## What is asked:
In the excerpt below about the Arar leak testimony, how did the opposition MPs explain their anger at the two security officials? Answer in one to three sentences.

-------- Selected excerpt --------

Margaret Bloodworth, the national security adviser to Prime
Minister Stephen Harper, said the culprits have so far covered
their tracks.
William Elliott, associate deputy minister for public safety,
said there is little more the government can do but allow the
RCMP to continue its investigation into whether its officers are
responsible.
The testimony of the two security officials angered several
opposition MPs on the House public safety committee. The
government needs to do more to identify the "despicable leakers"
within its ranks who spread false reports to some journalists
that Mr. Arar, a Canadian software engineer, had terrorist
connections, NDP critic Joe Comartin said.
Liberal MP Omar Alghabra said he was frustrated by the "lack
of enthusiasm" by the two witnesses to try to find out who
smeared Mr. Arar.
Ms. Bloodworth said she didn't know what more the government
could do than let the RCMP investigate. Officials who betray the
trust of the government by leaking information will lie about
what they did, she added.
Mr. Elliott told the committee that leaking information is a
"breach of our fundamental values" within government.

-------- Supplied material --------

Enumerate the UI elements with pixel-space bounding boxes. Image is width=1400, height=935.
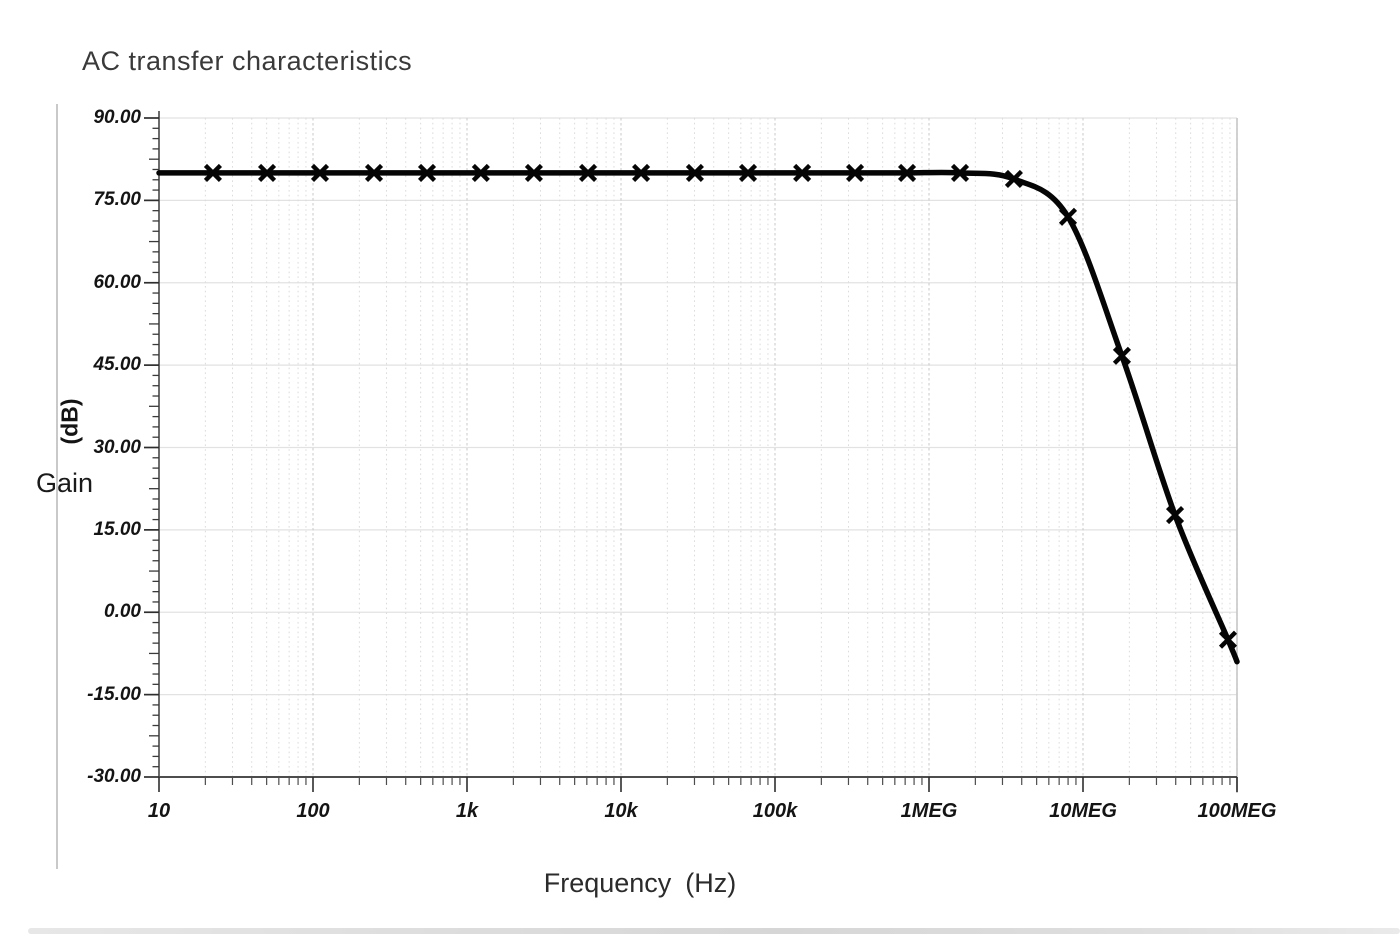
data-point-marker xyxy=(685,163,704,182)
data-point-marker xyxy=(310,163,330,182)
data-point-marker xyxy=(524,163,543,182)
chart-title: AC transfer characteristics xyxy=(82,46,413,76)
data-point-marker xyxy=(950,163,970,182)
data-point-marker xyxy=(471,163,490,182)
x-axis-title: Frequency (Hz) xyxy=(520,868,760,899)
data-point-marker xyxy=(257,163,277,182)
data-point-marker xyxy=(1058,207,1078,226)
data-point-marker xyxy=(1112,346,1131,365)
data-point-marker xyxy=(632,163,651,182)
data-point-marker xyxy=(578,163,598,182)
data-point-marker xyxy=(1218,630,1238,649)
data-point-marker xyxy=(738,163,758,182)
data-point-marker xyxy=(1165,505,1185,525)
data-point-marker xyxy=(897,163,917,182)
gain-curve xyxy=(156,169,1240,665)
data-point-marker xyxy=(203,163,222,182)
y-axis-title: Gain xyxy=(36,468,94,498)
data-point-marker xyxy=(417,163,437,182)
x-axis-title-text: Frequency xyxy=(543,868,672,898)
panel-edge-line xyxy=(56,104,58,869)
data-point-marker xyxy=(1004,169,1023,189)
x-axis-unit-label: (Hz) xyxy=(685,868,737,898)
data-point-marker xyxy=(793,163,812,182)
data-point-marker xyxy=(845,163,865,182)
data-point-marker xyxy=(364,163,384,182)
y-axis-unit-label: (dB) xyxy=(56,398,83,445)
window-bottom-edge xyxy=(28,928,1400,934)
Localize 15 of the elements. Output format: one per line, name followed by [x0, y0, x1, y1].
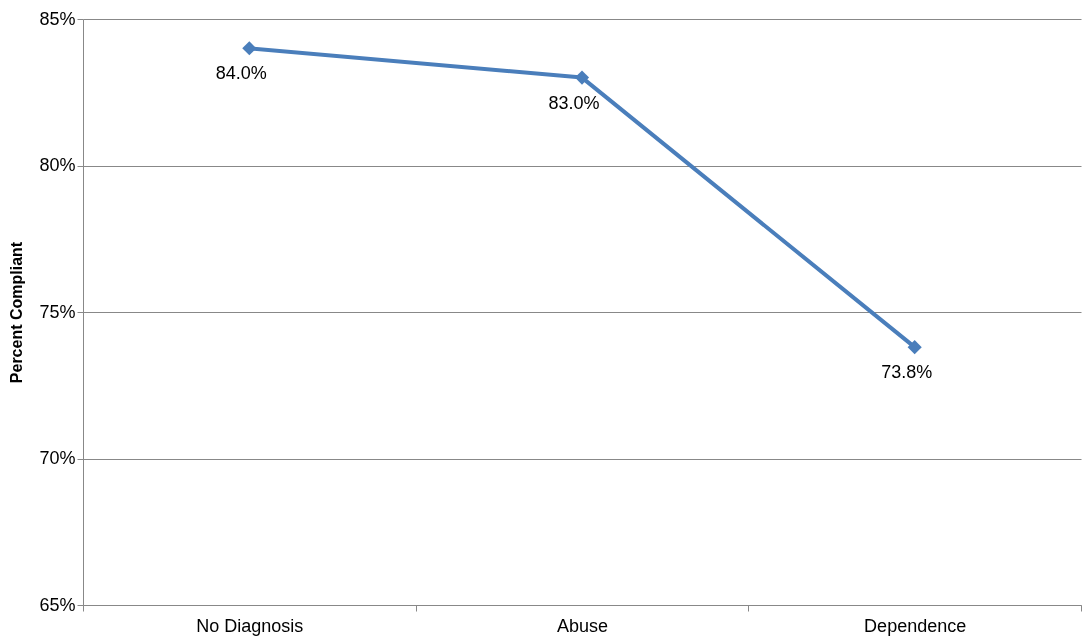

--------

## Answer for this exercise:
NDP critic Joe Comartin said the government needs to do more to identify the "despicable leakers" who spread false reports that Mr. Arar had terrorist connections. Liberal MP Omar Alghabra said he was frustrated by the two witnesses' "lack of enthusiasm" for finding out who smeared Mr. Arar.